═══ Given data ═══
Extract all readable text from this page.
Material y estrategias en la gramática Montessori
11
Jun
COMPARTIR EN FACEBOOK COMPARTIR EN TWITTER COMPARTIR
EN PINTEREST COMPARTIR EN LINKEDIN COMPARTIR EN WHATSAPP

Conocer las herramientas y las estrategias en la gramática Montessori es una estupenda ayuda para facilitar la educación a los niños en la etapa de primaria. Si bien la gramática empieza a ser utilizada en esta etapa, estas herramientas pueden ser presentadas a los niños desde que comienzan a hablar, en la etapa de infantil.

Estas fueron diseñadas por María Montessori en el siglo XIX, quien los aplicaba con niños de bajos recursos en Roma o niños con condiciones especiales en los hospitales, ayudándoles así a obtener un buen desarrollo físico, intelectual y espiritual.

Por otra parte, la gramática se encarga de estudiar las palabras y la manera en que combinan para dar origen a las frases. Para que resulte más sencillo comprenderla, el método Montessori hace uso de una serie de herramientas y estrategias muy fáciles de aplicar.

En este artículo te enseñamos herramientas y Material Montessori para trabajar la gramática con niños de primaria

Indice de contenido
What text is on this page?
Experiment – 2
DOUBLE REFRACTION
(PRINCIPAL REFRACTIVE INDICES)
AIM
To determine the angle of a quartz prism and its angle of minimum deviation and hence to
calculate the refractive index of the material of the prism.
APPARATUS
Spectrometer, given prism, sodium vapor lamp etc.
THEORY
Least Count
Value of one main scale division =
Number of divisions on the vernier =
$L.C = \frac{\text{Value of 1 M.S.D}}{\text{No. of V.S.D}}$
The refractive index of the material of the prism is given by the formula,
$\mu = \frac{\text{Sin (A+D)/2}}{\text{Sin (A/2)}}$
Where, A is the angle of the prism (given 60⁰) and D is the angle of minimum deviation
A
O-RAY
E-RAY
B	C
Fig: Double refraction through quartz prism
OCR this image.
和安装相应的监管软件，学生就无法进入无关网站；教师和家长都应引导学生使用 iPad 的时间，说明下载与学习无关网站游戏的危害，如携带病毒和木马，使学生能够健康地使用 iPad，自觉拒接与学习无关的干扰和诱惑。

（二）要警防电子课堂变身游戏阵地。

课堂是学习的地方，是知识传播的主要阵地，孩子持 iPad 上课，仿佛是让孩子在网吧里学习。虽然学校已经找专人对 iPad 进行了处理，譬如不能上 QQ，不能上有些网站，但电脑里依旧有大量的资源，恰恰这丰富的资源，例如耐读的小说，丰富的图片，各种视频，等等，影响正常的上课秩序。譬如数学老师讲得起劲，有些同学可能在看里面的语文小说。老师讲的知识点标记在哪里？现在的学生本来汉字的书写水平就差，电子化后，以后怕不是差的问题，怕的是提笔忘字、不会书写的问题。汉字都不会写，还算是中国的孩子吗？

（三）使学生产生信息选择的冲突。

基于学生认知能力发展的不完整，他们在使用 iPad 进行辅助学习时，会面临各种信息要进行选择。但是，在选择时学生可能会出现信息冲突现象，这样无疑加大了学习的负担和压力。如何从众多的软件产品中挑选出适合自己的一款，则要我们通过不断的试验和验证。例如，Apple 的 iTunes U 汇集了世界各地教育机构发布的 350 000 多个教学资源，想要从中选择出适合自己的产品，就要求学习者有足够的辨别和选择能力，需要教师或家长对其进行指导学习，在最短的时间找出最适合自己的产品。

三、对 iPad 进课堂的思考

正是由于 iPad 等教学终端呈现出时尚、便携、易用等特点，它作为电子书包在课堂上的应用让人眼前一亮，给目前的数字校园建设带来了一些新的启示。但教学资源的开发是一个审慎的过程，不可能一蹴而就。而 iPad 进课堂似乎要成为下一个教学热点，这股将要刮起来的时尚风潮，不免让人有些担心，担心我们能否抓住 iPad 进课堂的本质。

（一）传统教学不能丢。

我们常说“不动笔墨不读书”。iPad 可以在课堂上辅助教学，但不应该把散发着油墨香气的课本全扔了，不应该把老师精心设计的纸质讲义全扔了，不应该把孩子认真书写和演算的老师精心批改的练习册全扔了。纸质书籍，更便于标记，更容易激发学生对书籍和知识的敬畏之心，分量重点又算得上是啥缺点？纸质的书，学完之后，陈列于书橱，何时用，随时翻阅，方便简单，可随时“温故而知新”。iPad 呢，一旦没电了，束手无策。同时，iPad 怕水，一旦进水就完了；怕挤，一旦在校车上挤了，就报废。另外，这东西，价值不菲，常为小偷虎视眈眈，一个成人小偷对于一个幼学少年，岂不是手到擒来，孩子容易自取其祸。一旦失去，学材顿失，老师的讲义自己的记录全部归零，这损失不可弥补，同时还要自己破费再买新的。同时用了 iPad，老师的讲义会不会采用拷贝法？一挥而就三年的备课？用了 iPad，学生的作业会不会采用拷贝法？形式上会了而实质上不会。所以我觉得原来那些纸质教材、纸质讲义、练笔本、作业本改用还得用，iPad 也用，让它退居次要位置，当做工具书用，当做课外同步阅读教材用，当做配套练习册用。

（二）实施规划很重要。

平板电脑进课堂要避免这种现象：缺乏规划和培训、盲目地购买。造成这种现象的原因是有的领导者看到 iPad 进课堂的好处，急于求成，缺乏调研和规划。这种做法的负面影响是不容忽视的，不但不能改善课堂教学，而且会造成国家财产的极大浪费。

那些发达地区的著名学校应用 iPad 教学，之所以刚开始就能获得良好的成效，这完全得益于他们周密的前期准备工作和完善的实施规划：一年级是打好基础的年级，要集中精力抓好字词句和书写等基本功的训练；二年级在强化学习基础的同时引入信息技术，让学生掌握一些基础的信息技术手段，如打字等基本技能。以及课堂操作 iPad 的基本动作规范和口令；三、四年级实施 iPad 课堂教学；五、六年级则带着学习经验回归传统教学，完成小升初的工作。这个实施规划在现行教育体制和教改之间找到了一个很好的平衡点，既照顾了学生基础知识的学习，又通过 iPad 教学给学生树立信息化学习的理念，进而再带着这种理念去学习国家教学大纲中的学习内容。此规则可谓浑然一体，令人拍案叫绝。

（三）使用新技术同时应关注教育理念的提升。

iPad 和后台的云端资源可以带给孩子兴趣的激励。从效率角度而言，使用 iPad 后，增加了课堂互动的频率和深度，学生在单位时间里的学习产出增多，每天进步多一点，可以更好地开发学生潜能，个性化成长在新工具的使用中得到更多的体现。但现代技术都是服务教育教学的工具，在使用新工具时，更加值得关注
═══
What this task involves: Reproduce every record, matching each line exactly.

Solution for this exercise:
Extract all readable text from this page.
Material y estrategias en la gramática Montessori
11
Jun
COMPARTIR EN FACEBOOK COMPARTIR EN TWITTER COMPARTIR
EN PINTEREST COMPARTIR EN LINKEDIN COMPARTIR EN WHATSAPP

Conocer las herramientas y las estrategias en la gramática Montessori es una estupenda ayuda para facilitar la educación a los niños en la etapa de primaria. Si bien la gramática empieza a ser utilizada en esta etapa, estas herramientas pueden ser presentadas a los niños desde que comienzan a hablar, en la etapa de infantil.

Estas fueron diseñadas por María Montessori en el siglo XIX, quien los aplicaba con niños de bajos recursos en Roma o niños con condiciones especiales en los hospitales, ayudándoles así a obtener un buen desarrollo físico, intelectual y espiritual.

Por otra parte, la gramática se encarga de estudiar las palabras y la manera en que combinan para dar origen a las frases. Para que resulte más sencillo comprenderla, el método Montessori hace uso de una serie de herramientas y estrategias muy fáciles de aplicar.

En este artículo te enseñamos herramientas y Material Montessori para trabajar la gramática con niños de primaria

Indice de contenido
What text is on this page?
Experiment – 2
DOUBLE REFRACTION
(PRINCIPAL REFRACTIVE INDICES)
AIM
To determine the angle of a quartz prism and its angle of minimum deviation and hence to
calculate the refractive index of the material of the prism.
APPARATUS
Spectrometer, given prism, sodium vapor lamp etc.
THEORY
Least Count
Value of one main scale division =
Number of divisions on the vernier =
$L.C = \frac{\text{Value of 1 M.S.D}}{\text{No. of V.S.D}}$
The refractive index of the material of the prism is given by the formula,
$\mu = \frac{\text{Sin (A+D)/2}}{\text{Sin (A/2)}}$
Where, A is the angle of the prism (given 60⁰) and D is the angle of minimum deviation
A
O-RAY
E-RAY
B	C
Fig: Double refraction through quartz prism
OCR this image.
和安装相应的监管软件，学生就无法进入无关网站；教师和家长都应引导学生使用 iPad 的时间，说明下载与学习无关网站游戏的危害，如携带病毒和木马，使学生能够健康地使用 iPad，自觉拒接与学习无关的干扰和诱惑。

（二）要警防电子课堂变身游戏阵地。

课堂是学习的地方，是知识传播的主要阵地，孩子持 iPad 上课，仿佛是让孩子在网吧里学习。虽然学校已经找专人对 iPad 进行了处理，譬如不能上 QQ，不能上有些网站，但电脑里依旧有大量的资源，恰恰这丰富的资源，例如耐读的小说，丰富的图片，各种视频，等等，影响正常的上课秩序。譬如数学老师讲得起劲，有些同学可能在看里面的语文小说。老师讲的知识点标记在哪里？现在的学生本来汉字的书写水平就差，电子化后，以后怕不是差的问题，怕的是提笔忘字、不会书写的问题。汉字都不会写，还算是中国的孩子吗？

（三）使学生产生信息选择的冲突。

基于学生认知能力发展的不完整，他们在使用 iPad 进行辅助学习时，会面临各种信息要进行选择。但是，在选择时学生可能会出现信息冲突现象，这样无疑加大了学习的负担和压力。如何从众多的软件产品中挑选出适合自己的一款，则要我们通过不断的试验和验证。例如，Apple 的 iTunes U 汇集了世界各地教育机构发布的 350 000 多个教学资源，想要从中选择出适合自己的产品，就要求学习者有足够的辨别和选择能力，需要教师或家长对其进行指导学习，在最短的时间找出最适合自己的产品。

三、对 iPad 进课堂的思考

正是由于 iPad 等教学终端呈现出时尚、便携、易用等特点，它作为电子书包在课堂上的应用让人眼前一亮，给目前的数字校园建设带来了一些新的启示。但教学资源的开发是一个审慎的过程，不可能一蹴而就。而 iPad 进课堂似乎要成为下一个教学热点，这股将要刮起来的时尚风潮，不免让人有些担心，担心我们能否抓住 iPad 进课堂的本质。

（一）传统教学不能丢。

我们常说“不动笔墨不读书”。iPad 可以在课堂上辅助教学，但不应该把散发着油墨香气的课本全扔了，不应该把老师精心设计的纸质讲义全扔了，不应该把孩子认真书写和演算的老师精心批改的练习册全扔了。纸质书籍，更便于标记，更容易激发学生对书籍和知识的敬畏之心，分量重点又算得上是啥缺点？纸质的书，学完之后，陈列于书橱，何时用，随时翻阅，方便简单，可随时“温故而知新”。iPad 呢，一旦没电了，束手无策。同时，iPad 怕水，一旦进水就完了；怕挤，一旦在校车上挤了，就报废。另外，这东西，价值不菲，常为小偷虎视眈眈，一个成人小偷对于一个幼学少年，岂不是手到擒来，孩子容易自取其祸。一旦失去，学材顿失，老师的讲义自己的记录全部归零，这损失不可弥补，同时还要自己破费再买新的。同时用了 iPad，老师的讲义会不会采用拷贝法？一挥而就三年的备课？用了 iPad，学生的作业会不会采用拷贝法？形式上会了而实质上不会。所以我觉得原来那些纸质教材、纸质讲义、练笔本、作业本改用还得用，iPad 也用，让它退居次要位置，当做工具书用，当做课外同步阅读教材用，当做配套练习册用。

（二）实施规划很重要。

平板电脑进课堂要避免这种现象：缺乏规划和培训、盲目地购买。造成这种现象的原因是有的领导者看到 iPad 进课堂的好处，急于求成，缺乏调研和规划。这种做法的负面影响是不容忽视的，不但不能改善课堂教学，而且会造成国家财产的极大浪费。

那些发达地区的著名学校应用 iPad 教学，之所以刚开始就能获得良好的成效，这完全得益于他们周密的前期准备工作和完善的实施规划：一年级是打好基础的年级，要集中精力抓好字词句和书写等基本功的训练；二年级在强化学习基础的同时引入信息技术，让学生掌握一些基础的信息技术手段，如打字等基本技能。以及课堂操作 iPad 的基本动作规范和口令；三、四年级实施 iPad 课堂教学；五、六年级则带着学习经验回归传统教学，完成小升初的工作。这个实施规划在现行教育体制和教改之间找到了一个很好的平衡点，既照顾了学生基础知识的学习，又通过 iPad 教学给学生树立信息化学习的理念，进而再带着这种理念去学习国家教学大纲中的学习内容。此规则可谓浑然一体，令人拍案叫绝。

（三）使用新技术同时应关注教育理念的提升。

iPad 和后台的云端资源可以带给孩子兴趣的激励。从效率角度而言，使用 iPad 后，增加了课堂互动的频率和深度，学生在单位时间里的学习产出增多，每天进步多一点，可以更好地开发学生潜能，个性化成长在新工具的使用中得到更多的体现。但现代技术都是服务教育教学的工具，在使用新工具时，更加值得关注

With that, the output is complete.